• Text section:

The CDU was battered across most of the country, with an especially dismal performance in the eastern states of the former GDR. It shed votes to every other party except the far-right Alternative for Germany (AfD) and the hard-left Die Linke. Over 1.3m voters, concentrated among the elderly, defected to the SPD. Several CDU cabinet members lost their direct seats (although they will, under Germany’s mixed-member proportional system, return to parliament on party lists). The Baltic-coast seat vacated by the departing Mrs Merkel went to the SPD. Infuriatingly for those CDU members who had grown frustrated with the lukewarm support, or worse, from their notional Bavarian allies, the CSU lost just one seat compared with the CDU’s 49.

Much of the blame falls on the shoulders of Armin Laschet, the unconvincing candidate chosen by the CDU/CSU to fill Mrs Merkel’s shoes. In the campaign’s closing stages Mr Laschet relied increasingly on the negative message that the CDU/CSU had to be re-elected to block Mr Scholz from inviting Die Linke, along with the Greens, into government. Never entirely plausible, this proposition will not be tested because the notional left-wing coalition does not enjoy a majority.

The CDU/CSU seemed no better prepared for the election aftermath. Rashly, Mr Laschet claimed to have discerned a “clear mandate” to lead a “Jamaica” coalition, with the Greens and the Free Democrats (FDP), a small, liberal outfit, as junior partners (the parties’ colours match the island’s flag). As the scale of the defeat sank in, he ditched that dubious notion in favour of another: that the second-placed party in German elections had often proceeded to form a government. Yet none had suffered a defeat on the scale of the one he had overseen. As several of Mr Laschet’s colleagues pointed out, the party needed a better argument than this to stay in office.

• Problems:
1. In the passage on the CDU's election defeat, how many voters switched from the CDU to the SPD?
2. Name every political party that the passage on the CDU's election defeat mentions.
3. From the passage on the CDU's election defeat, pull out the text beginning with "The CDU was" and running through "the CDU’s 49.".
These lines come from a different source than the passage on the CDU's election defeat.

(Dataset excerpt)
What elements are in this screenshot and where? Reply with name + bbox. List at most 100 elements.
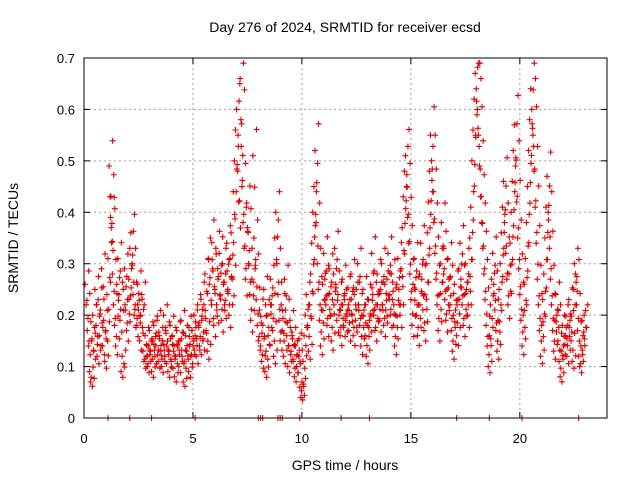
data-point: [199, 306, 206, 313]
data-point: [309, 288, 316, 295]
data-point: [541, 347, 548, 354]
data-point: [536, 222, 543, 229]
data-point: [517, 317, 524, 324]
data-point: [227, 222, 234, 229]
data-point: [499, 273, 506, 280]
data-point: [126, 245, 133, 252]
data-point: [87, 351, 94, 358]
data-point: [102, 250, 109, 257]
data-point: [227, 255, 234, 262]
data-point: [421, 222, 428, 229]
data-point: [398, 239, 405, 246]
data-point: [306, 279, 313, 286]
data-point: [365, 360, 372, 367]
data-point: [574, 245, 581, 252]
data-point: [518, 217, 525, 223]
data-point: [576, 363, 583, 370]
data-point: [240, 60, 247, 67]
data-point: [545, 202, 552, 209]
data-point: [468, 301, 475, 308]
data-point: [322, 301, 329, 308]
data-point: [428, 157, 435, 164]
data-point: [241, 86, 248, 93]
x-tick-label: 0: [80, 431, 87, 446]
data-point: [343, 286, 350, 293]
data-point: [91, 375, 98, 382]
data-point: [448, 327, 455, 334]
data-point: [245, 229, 252, 236]
data-point: [91, 286, 98, 293]
data-point: [413, 267, 420, 274]
data-point: [122, 307, 129, 313]
data-point: [531, 60, 538, 67]
data-point: [208, 301, 215, 308]
data-point: [119, 353, 126, 360]
data-point: [315, 286, 322, 293]
data-point: [408, 194, 415, 201]
data-point: [181, 383, 188, 390]
data-point: [134, 281, 141, 288]
data-point: [238, 120, 245, 127]
data-point: [108, 239, 115, 246]
data-point: [444, 255, 451, 262]
data-point: [467, 288, 474, 295]
data-point: [182, 332, 189, 339]
data-point: [550, 262, 557, 269]
data-point: [543, 256, 550, 263]
data-point: [103, 365, 110, 372]
data-point: [501, 219, 508, 226]
data-point: [525, 243, 532, 250]
data-point: [453, 301, 460, 308]
data-point: [482, 288, 489, 295]
data-point: [327, 312, 334, 319]
data-point: [262, 348, 269, 355]
data-point: [131, 312, 138, 319]
data-point: [548, 188, 555, 195]
data-point: [556, 358, 563, 365]
data-point: [466, 235, 473, 241]
data-point: [233, 188, 240, 195]
data-point: [102, 327, 109, 334]
data-point: [160, 369, 167, 376]
data-point: [263, 313, 270, 320]
data-point: [482, 200, 489, 207]
data-point: [511, 206, 518, 213]
data-point: [280, 330, 287, 337]
data-point: [396, 274, 403, 281]
data-point: [434, 301, 441, 308]
data-point: [479, 103, 486, 110]
data-point: [448, 315, 455, 322]
data-point: [429, 143, 436, 150]
y-axis-label: SRMTID / TECUs: [5, 183, 21, 293]
data-point: [446, 276, 453, 283]
data-point: [443, 286, 450, 293]
data-point: [372, 324, 379, 331]
data-point: [313, 179, 320, 186]
x-tick-label: 20: [513, 431, 527, 446]
data-point: [118, 239, 125, 246]
data-point: [459, 250, 466, 257]
data-point: [480, 137, 487, 144]
data-point: [402, 205, 409, 212]
data-point: [330, 347, 337, 354]
data-point: [573, 279, 580, 286]
data-point: [325, 333, 332, 340]
data-point: [454, 296, 461, 303]
data-point: [558, 378, 565, 385]
data-point: [332, 281, 339, 288]
data-point: [349, 312, 356, 319]
data-point: [479, 220, 486, 227]
data-point: [107, 214, 114, 221]
data-point: [361, 335, 368, 342]
data-point: [234, 168, 241, 175]
data-point: [432, 243, 439, 250]
data-point: [213, 301, 220, 308]
data-point: [119, 279, 126, 286]
data-point: [125, 338, 132, 345]
y-tick-label: 0.5: [57, 154, 75, 169]
data-point: [472, 70, 479, 77]
data-point: [570, 286, 577, 293]
data-point: [271, 338, 278, 345]
data-point: [354, 260, 361, 267]
data-point: [424, 229, 431, 236]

• Full solutions:
1. More than 1.3 million, mostly older voters.

2. CDU, SPD, CSU, Alternative for Germany (AfD), Die Linke, the Greens, Free Democrats (FDP)

3.
The CDU was battered across most of the country, with an especially dismal performance in the eastern states of the former GDR. It shed votes to every other party except the far-right Alternative for Germany (AfD) and the hard-left Die Linke. Over 1.3m voters, concentrated among the elderly, defected to the SPD. Several CDU cabinet members lost their direct seats (although they will, under Germany’s mixed-member proportional system, return to parliament on party lists). The Baltic-coast seat vacated by the departing Mrs Merkel went to the SPD. Infuriatingly for those CDU members who had grown frustrated with the lukewarm support, or worse, from their notional Bavarian allies, the CSU lost just one seat compared with the CDU’s 49.